What this task involves: Locate each line holding the string "Prevalens" and copy it.

** start **

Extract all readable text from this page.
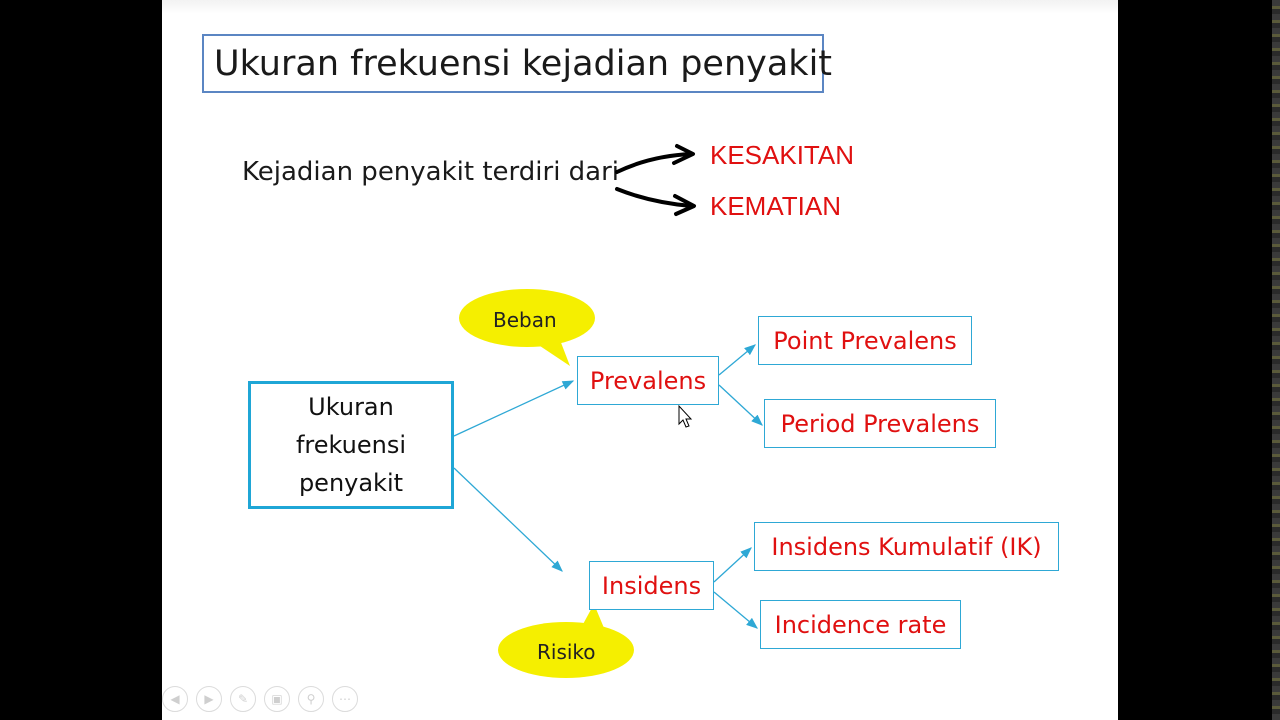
Ukuran frekuensi kejadian penyakit
Kejadian penyakit terdiri dari
KESAKITAN
KEMATIAN
Ukuran
frekuensi
penyakit
Prevalens
Insidens
Point Prevalens
Period Prevalens
Insidens Kumulatif (IK)
Incidence rate
Beban
Risiko
◀ ▶ ✎ ▣ ⚲ ⋯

** end **

Output for this task:
Prevalens
Point Prevalens
Period Prevalens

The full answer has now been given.